Take each line containing "JSON" and report it exactly as written.

# Information provided start

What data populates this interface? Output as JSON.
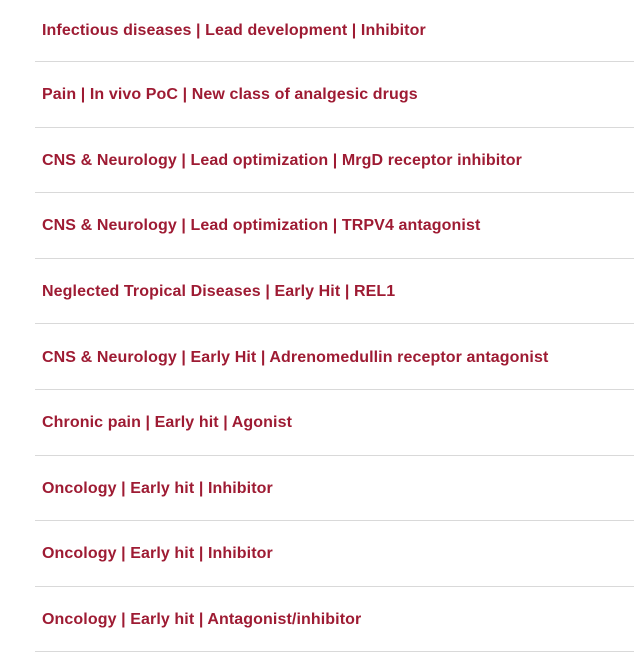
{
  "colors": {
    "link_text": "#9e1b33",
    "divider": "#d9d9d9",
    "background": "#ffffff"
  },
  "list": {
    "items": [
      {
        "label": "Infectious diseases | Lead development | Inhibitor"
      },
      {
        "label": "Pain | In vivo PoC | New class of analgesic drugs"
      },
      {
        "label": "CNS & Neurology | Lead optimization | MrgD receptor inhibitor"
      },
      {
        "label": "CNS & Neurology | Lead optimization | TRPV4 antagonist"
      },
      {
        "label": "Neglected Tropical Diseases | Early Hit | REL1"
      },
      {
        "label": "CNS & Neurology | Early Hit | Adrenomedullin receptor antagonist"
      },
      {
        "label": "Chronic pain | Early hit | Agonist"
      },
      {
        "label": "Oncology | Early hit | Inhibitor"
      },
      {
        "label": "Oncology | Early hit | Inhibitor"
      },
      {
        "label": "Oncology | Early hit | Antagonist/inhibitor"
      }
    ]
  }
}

# Information provided end
# Information provided start

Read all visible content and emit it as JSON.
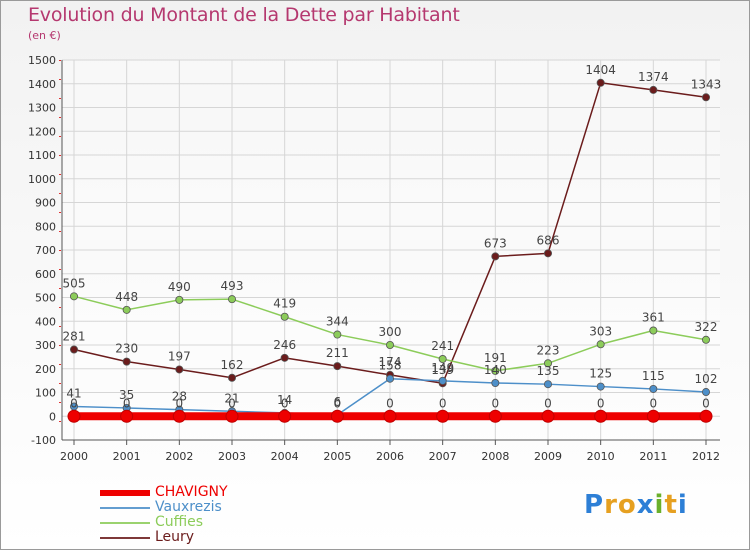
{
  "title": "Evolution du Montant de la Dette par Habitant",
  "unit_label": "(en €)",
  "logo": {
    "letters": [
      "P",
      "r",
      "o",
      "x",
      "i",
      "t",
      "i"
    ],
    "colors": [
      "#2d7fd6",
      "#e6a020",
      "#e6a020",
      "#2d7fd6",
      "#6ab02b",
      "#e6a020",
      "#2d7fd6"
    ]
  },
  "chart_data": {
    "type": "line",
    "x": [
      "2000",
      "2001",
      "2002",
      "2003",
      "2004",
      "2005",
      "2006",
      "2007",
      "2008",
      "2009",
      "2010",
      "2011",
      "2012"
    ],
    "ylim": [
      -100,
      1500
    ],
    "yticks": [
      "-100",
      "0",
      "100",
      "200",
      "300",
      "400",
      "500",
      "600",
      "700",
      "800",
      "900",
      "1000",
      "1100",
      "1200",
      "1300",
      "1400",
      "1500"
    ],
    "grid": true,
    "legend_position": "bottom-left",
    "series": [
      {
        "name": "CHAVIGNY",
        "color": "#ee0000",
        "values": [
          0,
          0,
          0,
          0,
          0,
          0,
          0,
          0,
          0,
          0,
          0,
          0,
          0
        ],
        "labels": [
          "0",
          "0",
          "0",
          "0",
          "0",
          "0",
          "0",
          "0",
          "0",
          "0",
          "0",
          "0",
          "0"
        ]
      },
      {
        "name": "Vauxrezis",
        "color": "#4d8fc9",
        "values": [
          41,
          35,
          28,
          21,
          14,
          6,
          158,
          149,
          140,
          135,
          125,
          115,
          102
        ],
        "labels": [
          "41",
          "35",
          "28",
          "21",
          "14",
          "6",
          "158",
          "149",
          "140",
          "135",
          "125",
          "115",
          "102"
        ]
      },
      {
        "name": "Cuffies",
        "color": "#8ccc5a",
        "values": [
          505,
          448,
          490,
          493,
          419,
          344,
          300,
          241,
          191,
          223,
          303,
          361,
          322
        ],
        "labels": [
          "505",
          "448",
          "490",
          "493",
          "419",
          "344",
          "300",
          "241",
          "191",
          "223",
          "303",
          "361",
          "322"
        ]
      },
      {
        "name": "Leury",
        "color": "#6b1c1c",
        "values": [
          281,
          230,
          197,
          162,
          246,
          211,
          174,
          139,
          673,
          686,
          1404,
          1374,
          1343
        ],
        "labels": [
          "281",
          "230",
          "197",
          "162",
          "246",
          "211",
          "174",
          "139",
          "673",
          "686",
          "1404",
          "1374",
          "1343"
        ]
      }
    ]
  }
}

# Information provided end

> The answer
What data populates this interface? Output as JSON.
Read all visible content and emit it as JSON.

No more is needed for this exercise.